Extract all lines containing "count".

GIVEN ENTRIES
========================================

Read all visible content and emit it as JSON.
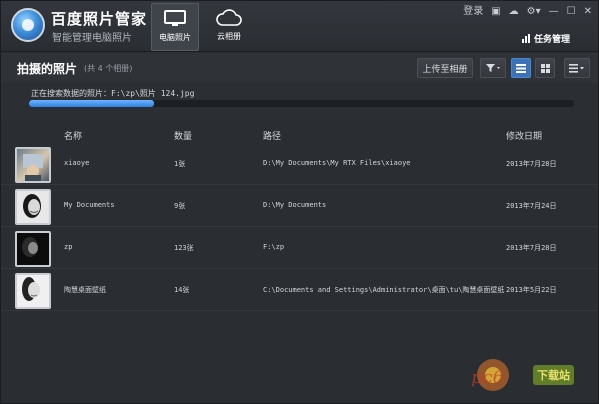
{
  "app": {
    "title": "百度照片管家",
    "subtitle": "智能管理电脑照片"
  },
  "nav": {
    "tabs": [
      {
        "label": "电脑照片",
        "icon": "monitor-icon",
        "active": true
      },
      {
        "label": "云相册",
        "icon": "cloud-icon",
        "active": false
      }
    ]
  },
  "top_right": {
    "login": "登录",
    "task_manager": "任务管理",
    "icons": [
      "message-icon",
      "cloud-sync-icon",
      "settings-icon",
      "minimize-icon",
      "maximize-icon",
      "close-icon"
    ]
  },
  "toolbar": {
    "title": "拍摄的照片",
    "count": "(共 4 个相册)",
    "upload_label": "上传至相册"
  },
  "progress": {
    "text": "正在搜索数据的照片：F:\\zp\\照片 124.jpg",
    "fraction": 0.23,
    "color": "#2d7fe0"
  },
  "table": {
    "headers": {
      "name": "名称",
      "count": "数量",
      "path": "路径",
      "date": "修改日期"
    },
    "rows": [
      {
        "name": "xiaoye",
        "count": "1张",
        "path": "D:\\My Documents\\My RTX Files\\xiaoye",
        "date": "2013年7月28日"
      },
      {
        "name": "My Documents",
        "count": "9张",
        "path": "D:\\My Documents",
        "date": "2013年7月24日"
      },
      {
        "name": "zp",
        "count": "123张",
        "path": "F:\\zp",
        "date": "2013年7月28日"
      },
      {
        "name": "陶慧桌面壁纸",
        "count": "14张",
        "path": "C:\\Documents  and Settings\\Administrator\\桌面\\tu\\陶慧桌面壁纸",
        "date": "2013年5月22日"
      }
    ]
  },
  "watermark": {
    "text": "下载站"
  }
}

========================================

ANSWER FOR THE TASK
    "count": "(共 4 个相册)",
      "count": "数量",
        "count": "1张",
        "count": "9张",
        "count": "123张",
        "count": "14张",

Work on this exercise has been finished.